■ **What this task involves**: Find the lines that contain the word "shines" and copy each one.

■ **Stored records**:
....

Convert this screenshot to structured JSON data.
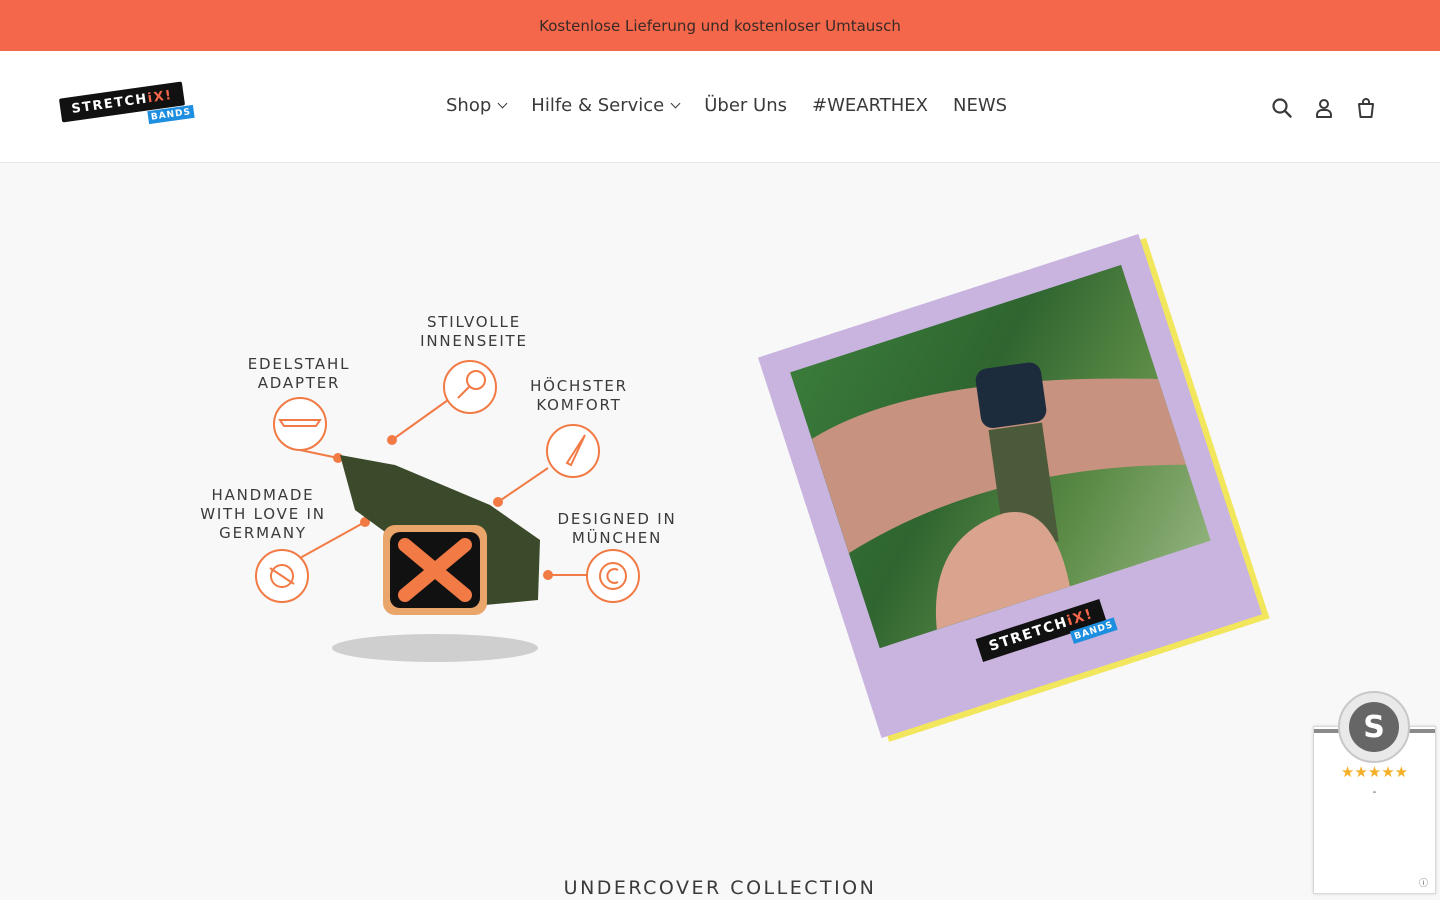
{
  "announcement": {
    "text": "Kostenlose Lieferung und kostenloser Umtausch"
  },
  "brand": {
    "logo_main": "STRETCHiX!",
    "logo_sub": "BANDS"
  },
  "nav": {
    "items": [
      {
        "label": "Shop",
        "has_dropdown": true
      },
      {
        "label": "Hilfe & Service",
        "has_dropdown": true
      },
      {
        "label": "Über Uns",
        "has_dropdown": false
      },
      {
        "label": "#WEARTHEX",
        "has_dropdown": false
      },
      {
        "label": "NEWS",
        "has_dropdown": false
      }
    ]
  },
  "header_icons": [
    "search-icon",
    "account-icon",
    "cart-icon"
  ],
  "infographic": {
    "labels": {
      "stilvolle": "STILVOLLE\nINNENSEITE",
      "edelstahl": "EDELSTAHL\nADAPTER",
      "hoechster": "HÖCHSTER\nKOMFORT",
      "handmade": "HANDMADE\nWITH LOVE IN\nGERMANY",
      "designed": "DESIGNED IN\nMÜNCHEN"
    }
  },
  "photo": {
    "logo_main": "STRETCHiX!",
    "logo_sub": "BANDS"
  },
  "collection": {
    "title": "UNDERCOVER COLLECTION"
  },
  "widget": {
    "seal_letter": "S",
    "stars": "★★★★★",
    "rating": "-",
    "info": "ⓘ"
  },
  "colors": {
    "accent": "#f4674b",
    "brand_blue": "#1e8fe0",
    "polaroid": "#c9b4df",
    "polaroid_edge": "#f2e65c",
    "star": "#f3b028"
  }
}
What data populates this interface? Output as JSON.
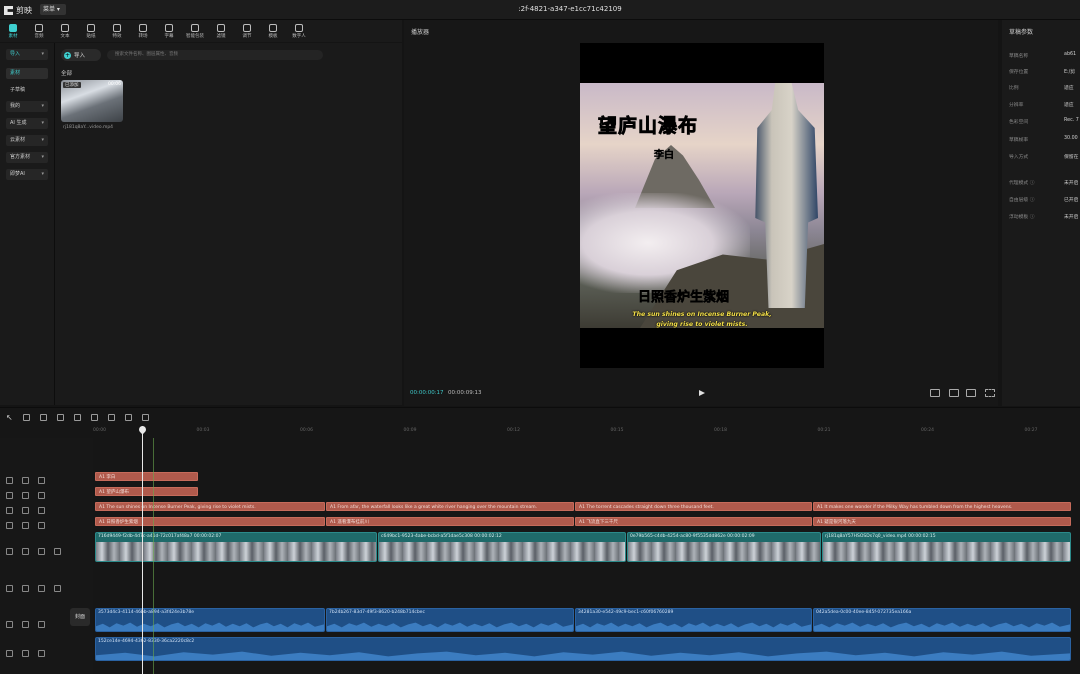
{
  "app": {
    "name": "剪映",
    "menu_label": "菜单",
    "doc_title": ":2f-4821-a347-e1cc71c42109"
  },
  "toolbar": {
    "items": [
      {
        "label": "素材",
        "icon": "media-icon"
      },
      {
        "label": "音频",
        "icon": "audio-icon"
      },
      {
        "label": "文本",
        "icon": "text-icon"
      },
      {
        "label": "贴纸",
        "icon": "sticker-icon"
      },
      {
        "label": "特效",
        "icon": "effects-icon"
      },
      {
        "label": "转场",
        "icon": "transition-icon"
      },
      {
        "label": "字幕",
        "icon": "subtitle-icon"
      },
      {
        "label": "智能包装",
        "icon": "smart-pack-icon"
      },
      {
        "label": "滤镜",
        "icon": "filter-icon"
      },
      {
        "label": "调节",
        "icon": "adjust-icon"
      },
      {
        "label": "模板",
        "icon": "template-icon"
      },
      {
        "label": "数字人",
        "icon": "avatar-icon"
      }
    ]
  },
  "leftnav": {
    "items": [
      "导入",
      "素材",
      "子草稿",
      "我的",
      "AI 生成",
      "云素材",
      "官方素材",
      "即梦AI"
    ]
  },
  "media": {
    "import_label": "导入",
    "search_placeholder": "搜索文件名称、图层属性、音频",
    "all_label": "全部",
    "thumb_tag": "已添加",
    "thumb_duration": "00:06",
    "thumb_name": "rj181q8aY...video.mp4"
  },
  "player": {
    "title": "播放器",
    "timecode": "00:00:00:17",
    "duration": "00:00:09:13",
    "title_cn": "望庐山瀑布",
    "author_cn": "李白",
    "subtitle_cn": "日照香炉生紫烟",
    "subtitle_en_1": "The sun shines on Incense Burner Peak,",
    "subtitle_en_2": "giving rise to violet mists."
  },
  "props": {
    "title": "草稿参数",
    "rows": [
      {
        "label": "草稿名称",
        "value": "ab61"
      },
      {
        "label": "保存位置",
        "value": "E:/剪"
      },
      {
        "label": "比例",
        "value": "适应"
      },
      {
        "label": "分辨率",
        "value": "适应"
      },
      {
        "label": "色彩空间",
        "value": "Rec. 7"
      },
      {
        "label": "草稿帧率",
        "value": "30.00"
      },
      {
        "label": "导入方式",
        "value": "保留在"
      },
      {
        "label": "代理模式 ⓘ",
        "value": "未开启"
      },
      {
        "label": "自由层级 ⓘ",
        "value": "已开启"
      },
      {
        "label": "浮动模板 ⓘ",
        "value": "未开启"
      }
    ]
  },
  "timeline": {
    "ticks": [
      "00:00",
      "00:03",
      "00:06",
      "00:09",
      "00:12",
      "00:15",
      "00:18",
      "00:21",
      "00:24",
      "00:27"
    ],
    "cover_label": "封面",
    "text_track_1": [
      {
        "label": "A1 李白"
      }
    ],
    "text_track_2": [
      {
        "label": "A1 望庐山瀑布"
      }
    ],
    "text_track_3": [
      {
        "label": "A1 The sun shines on Incense Burner Peak, giving rise to violet mists."
      },
      {
        "label": "A1 From afar, the waterfall looks like a great white river hanging over the mountain stream."
      },
      {
        "label": "A1 The torrent cascades straight down three thousand feet."
      },
      {
        "label": "A1 It makes one wonder if the Milky Way has tumbled down from the highest heavens."
      }
    ],
    "text_track_4": [
      {
        "label": "A1 日照香炉生紫烟"
      },
      {
        "label": "A1 遥看瀑布挂前川"
      },
      {
        "label": "A1 飞流直下三千尺"
      },
      {
        "label": "A1 疑是银河落九天"
      }
    ],
    "video_clips": [
      {
        "label": "716d9449-f2db-4d7c-a41d-72c017af48a7  00:00:02:07"
      },
      {
        "label": "c649bc1-9523-4abe-bcbd-a5f1dae5c308  00:00:02:12"
      },
      {
        "label": "0e79b565-c4db-4254-ac80-9f5535dd862e  00:00:02:09"
      },
      {
        "label": "rj181q8aY57HSOSDs7q0_video.mp4  00:00:02:15"
      }
    ],
    "audio_track_1": [
      {
        "label": "3573d4c3-4114-46bb-a894-a3f424e3b78e"
      },
      {
        "label": "7b24b267-83d7-49f3-8620-b248b714cbec"
      },
      {
        "label": "34281a30-e542-49c9-bec1-c60f06760289"
      },
      {
        "label": "042a5dea-0c00-40ee-845f-072735ea166a"
      }
    ],
    "audio_track_2": [
      {
        "label": "152ce14e-4694-4362-8330-36ca2220c8c2"
      }
    ]
  }
}
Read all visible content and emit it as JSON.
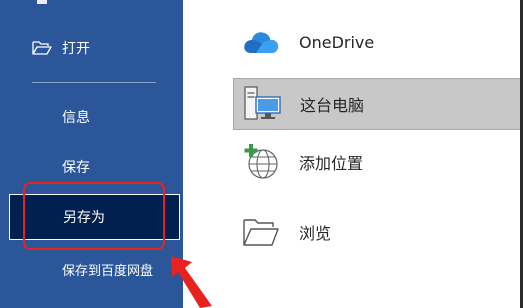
{
  "sidebar": {
    "open_label": "打开",
    "info_label": "信息",
    "save_label": "保存",
    "save_as_label": "另存为",
    "save_to_baidu_label": "保存到百度网盘"
  },
  "locations": {
    "onedrive_label": "OneDrive",
    "this_pc_label": "这台电脑",
    "add_place_label": "添加位置",
    "browse_label": "浏览"
  },
  "icons": {
    "open": "folder-open-icon",
    "onedrive": "cloud-icon",
    "this_pc": "computer-icon",
    "add_place": "globe-plus-icon",
    "browse": "folder-icon"
  },
  "colors": {
    "sidebar_bg": "#2b579a",
    "selected_bg": "#002050",
    "annotation_red": "#e8231f",
    "onedrive_blue": "#1f6fc5"
  }
}
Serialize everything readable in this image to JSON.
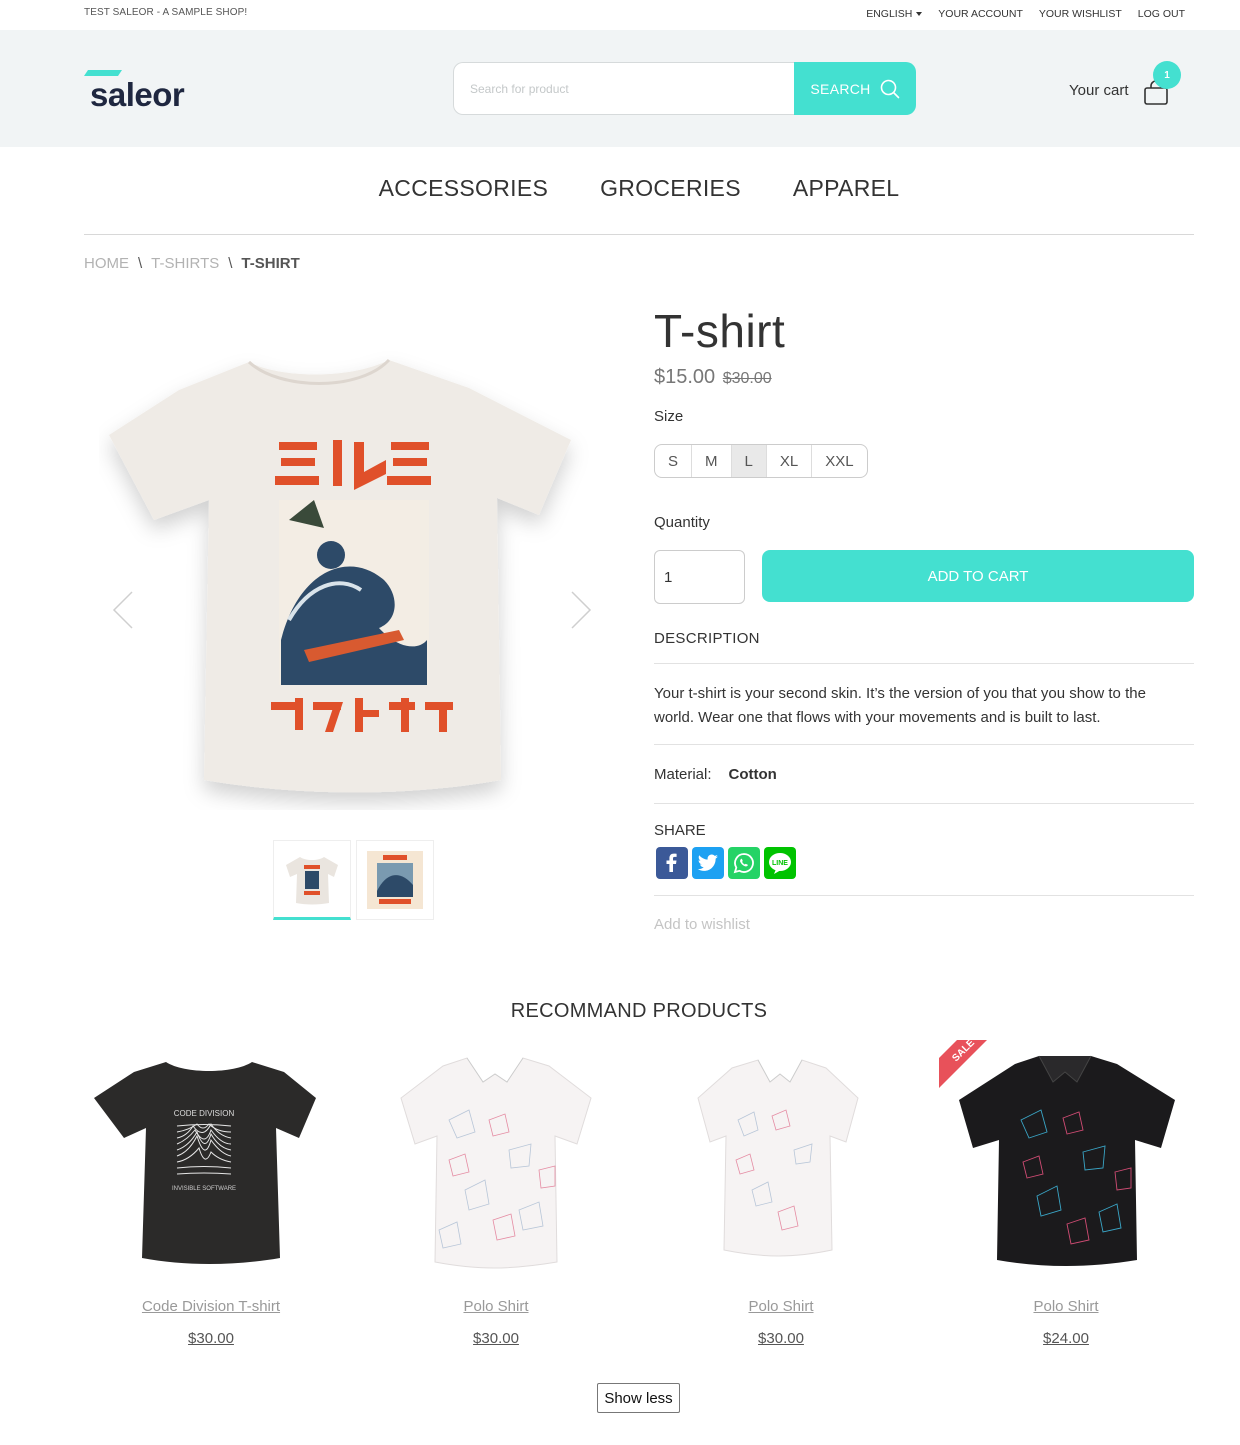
{
  "topbar": {
    "shop_name": "TEST SALEOR - A SAMPLE SHOP!",
    "language": "ENGLISH",
    "account": "YOUR ACCOUNT",
    "wishlist": "YOUR WISHLIST",
    "logout": "LOG OUT"
  },
  "header": {
    "logo_text": "saleor",
    "search_placeholder": "Search for product",
    "search_button": "SEARCH",
    "cart_label": "Your cart",
    "cart_count": "1"
  },
  "nav": {
    "items": [
      "ACCESSORIES",
      "GROCERIES",
      "APPAREL"
    ]
  },
  "breadcrumb": {
    "items": [
      "HOME",
      "T-SHIRTS",
      "T-SHIRT"
    ],
    "separator": "\\"
  },
  "product": {
    "title": "T-shirt",
    "price": "$15.00",
    "old_price": "$30.00",
    "size_label": "Size",
    "sizes": [
      "S",
      "M",
      "L",
      "XL",
      "XXL"
    ],
    "selected_size": "L",
    "quantity_label": "Quantity",
    "quantity_value": "1",
    "add_to_cart": "ADD TO CART",
    "description_heading": "DESCRIPTION",
    "description": "Your t-shirt is your second skin. It’s the version of you that you show to the world. Wear one that flows with your movements and is built to last.",
    "material_label": "Material:",
    "material_value": "Cotton",
    "share_heading": "SHARE",
    "share_icons": [
      "facebook-icon",
      "twitter-icon",
      "whatsapp-icon",
      "line-icon"
    ],
    "line_icon_text": "LINE",
    "add_to_wishlist": "Add to wishlist"
  },
  "recommended": {
    "title": "RECOMMAND PRODUCTS",
    "products": [
      {
        "name": "Code Division T-shirt",
        "price": "$30.00",
        "print_text": "CODE DIVISION",
        "print_subtext": "INVISIBLE SOFTWARE"
      },
      {
        "name": "Polo Shirt",
        "price": "$30.00"
      },
      {
        "name": "Polo Shirt",
        "price": "$30.00"
      },
      {
        "name": "Polo Shirt",
        "price": "$24.00",
        "badge": "SALE"
      }
    ],
    "show_less": "Show less"
  },
  "colors": {
    "accent": "#44e0d0",
    "header_bg": "#f1f4f5",
    "logo_dark": "#1f2740",
    "sale_red": "#e8515a",
    "facebook": "#3b5998",
    "twitter": "#1da1f2",
    "whatsapp": "#25d366",
    "line": "#00c300"
  }
}
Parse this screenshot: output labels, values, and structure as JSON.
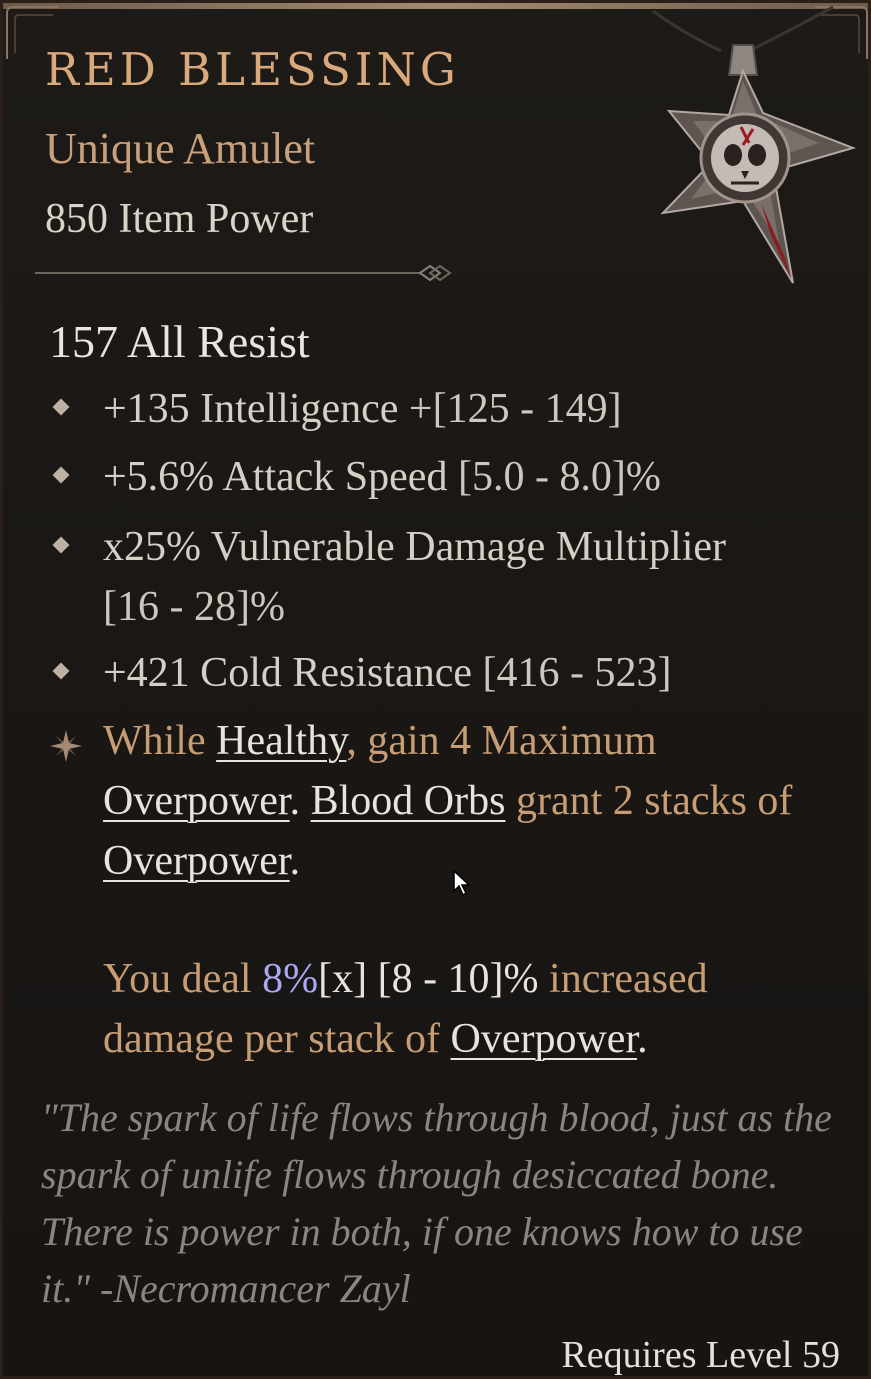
{
  "item": {
    "name": "RED BLESSING",
    "type": "Unique Amulet",
    "power": "850 Item Power",
    "icon": "skull-amulet-icon"
  },
  "implicit": "157 All Resist",
  "affixes": [
    {
      "value": "+135 Intelligence",
      "range": "+[125 - 149]"
    },
    {
      "value": "+5.6% Attack Speed",
      "range": "[5.0 - 8.0]%"
    },
    {
      "value": "x25% Vulnerable Damage Multiplier",
      "range": "[16 - 28]%"
    },
    {
      "value": "+421 Cold Resistance",
      "range": "[416 - 523]"
    }
  ],
  "unique_power": {
    "p1_a": "While ",
    "kw_healthy": "Healthy",
    "p1_b": ", gain 4 Maximum ",
    "kw_overpower_1": "Overpower",
    "p1_c": ". ",
    "kw_blood_orbs": "Blood Orbs",
    "p1_d": " grant 2 stacks of ",
    "kw_overpower_2": "Overpower",
    "p1_e": ".",
    "p2_a": "You deal ",
    "p2_value": "8%",
    "p2_x": "[x]",
    "p2_range": " [8 - 10]% ",
    "p2_b": "increased damage per stack of ",
    "kw_overpower_3": "Overpower",
    "p2_c": "."
  },
  "flavor": "\"The spark of life flows through blood, just as the spark of unlife flows through desiccated bone. There is power in both, if one knows how to use it.\" -Necromancer Zayl",
  "requirement": "Requires Level 59",
  "colors": {
    "name": "#d9a97c",
    "type": "#c9a07c",
    "unique_power": "#c79d74",
    "keyword": "#e8e3dc",
    "value_highlight": "#a9a8f2",
    "flavor": "#8c857e"
  }
}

....

■ **Worked answer**:
    "subtitle_en_1": "The sun shines on Incense Burner Peak,",
        "label": "A1 The sun shines on Incense Burner Peak, giving rise to violet mists."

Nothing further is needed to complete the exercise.